[Records from a collection]
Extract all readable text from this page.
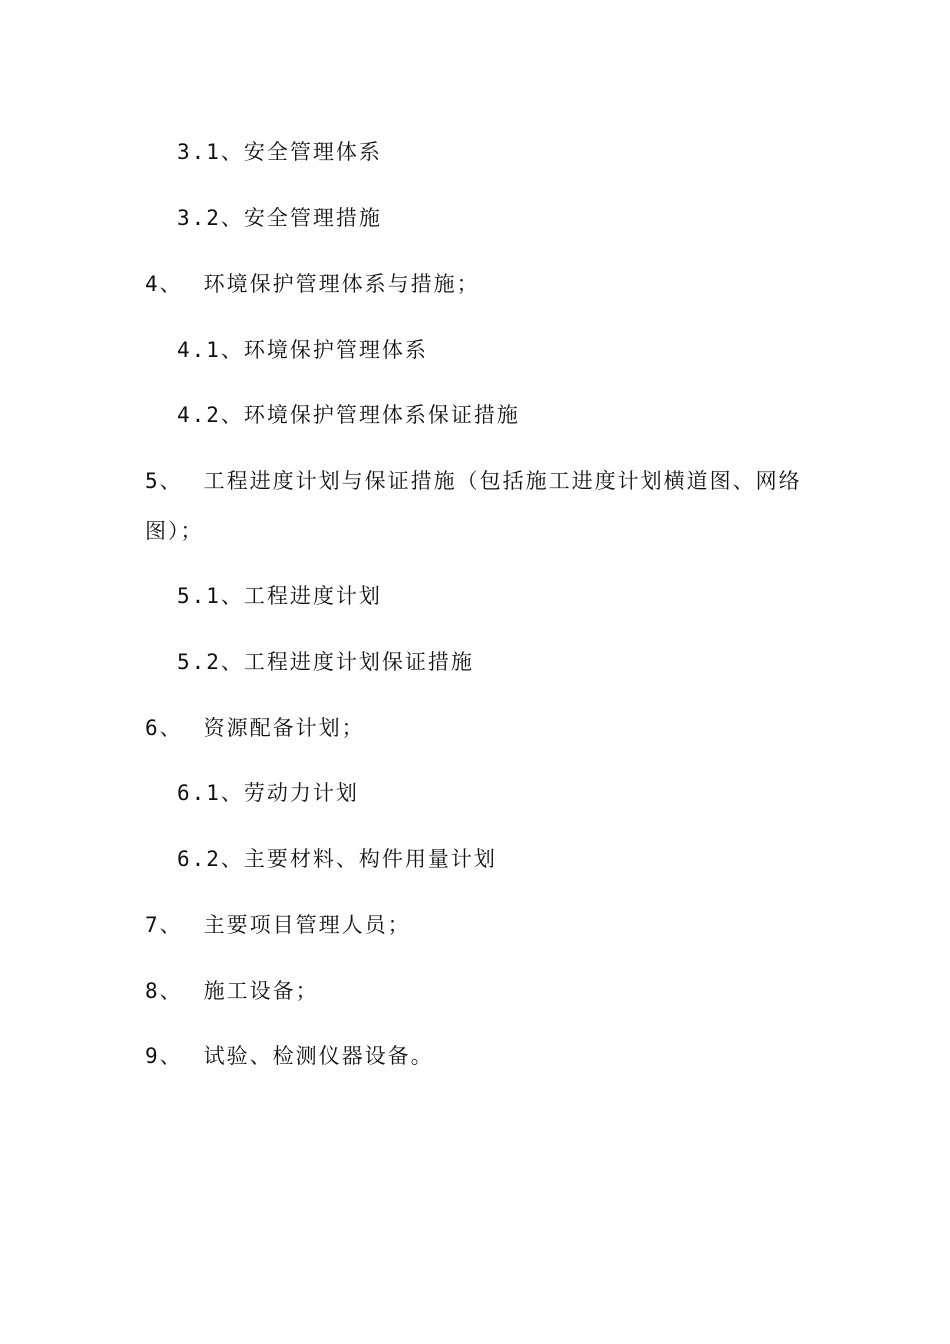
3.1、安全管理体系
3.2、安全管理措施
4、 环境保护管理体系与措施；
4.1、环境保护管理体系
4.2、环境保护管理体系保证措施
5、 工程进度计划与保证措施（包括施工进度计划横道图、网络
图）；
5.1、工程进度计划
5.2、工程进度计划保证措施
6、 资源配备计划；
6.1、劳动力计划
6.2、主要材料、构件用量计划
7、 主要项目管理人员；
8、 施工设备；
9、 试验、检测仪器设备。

* * *

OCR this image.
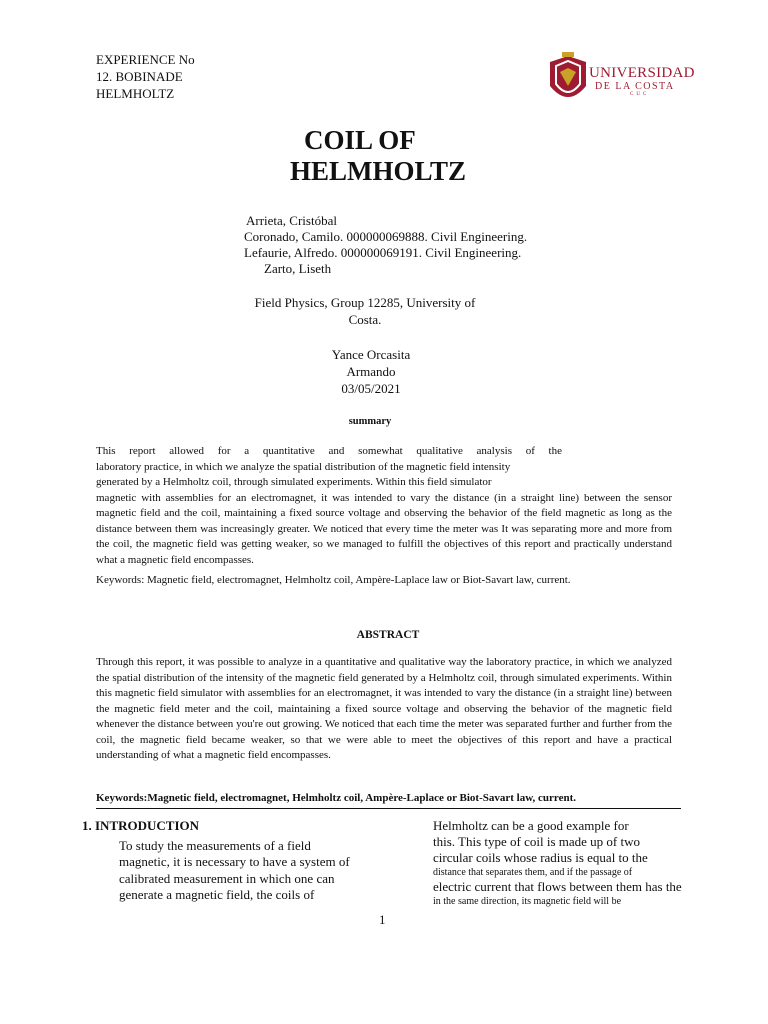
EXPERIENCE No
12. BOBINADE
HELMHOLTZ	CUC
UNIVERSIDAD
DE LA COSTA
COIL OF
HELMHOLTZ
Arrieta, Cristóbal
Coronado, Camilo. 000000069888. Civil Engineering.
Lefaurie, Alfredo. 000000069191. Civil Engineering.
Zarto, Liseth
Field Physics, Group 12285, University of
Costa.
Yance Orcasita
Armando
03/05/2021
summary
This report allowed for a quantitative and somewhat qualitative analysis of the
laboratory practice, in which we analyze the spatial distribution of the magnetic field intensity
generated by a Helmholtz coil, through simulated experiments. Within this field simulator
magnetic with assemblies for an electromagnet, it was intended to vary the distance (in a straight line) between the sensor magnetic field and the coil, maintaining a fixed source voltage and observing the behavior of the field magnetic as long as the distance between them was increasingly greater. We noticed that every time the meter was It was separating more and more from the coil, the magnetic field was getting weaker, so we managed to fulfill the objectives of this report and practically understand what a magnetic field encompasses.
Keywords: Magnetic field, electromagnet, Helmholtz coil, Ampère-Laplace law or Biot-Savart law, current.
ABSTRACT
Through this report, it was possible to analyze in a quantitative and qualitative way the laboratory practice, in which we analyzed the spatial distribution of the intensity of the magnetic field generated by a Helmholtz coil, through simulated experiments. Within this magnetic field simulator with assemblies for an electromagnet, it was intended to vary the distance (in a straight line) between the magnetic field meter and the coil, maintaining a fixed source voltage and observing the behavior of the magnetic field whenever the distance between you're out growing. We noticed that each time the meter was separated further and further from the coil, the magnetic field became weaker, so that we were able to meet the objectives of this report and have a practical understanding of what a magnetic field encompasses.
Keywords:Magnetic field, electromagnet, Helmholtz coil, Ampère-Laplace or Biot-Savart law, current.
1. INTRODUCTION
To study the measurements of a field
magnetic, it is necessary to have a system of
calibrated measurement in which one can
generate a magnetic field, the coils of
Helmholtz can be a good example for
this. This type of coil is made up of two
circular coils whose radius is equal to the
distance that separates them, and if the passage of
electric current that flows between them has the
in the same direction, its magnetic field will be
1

Given task:
Calculate how many lines of the material include the string "Laplace", and state that number by itself.

Written response:
2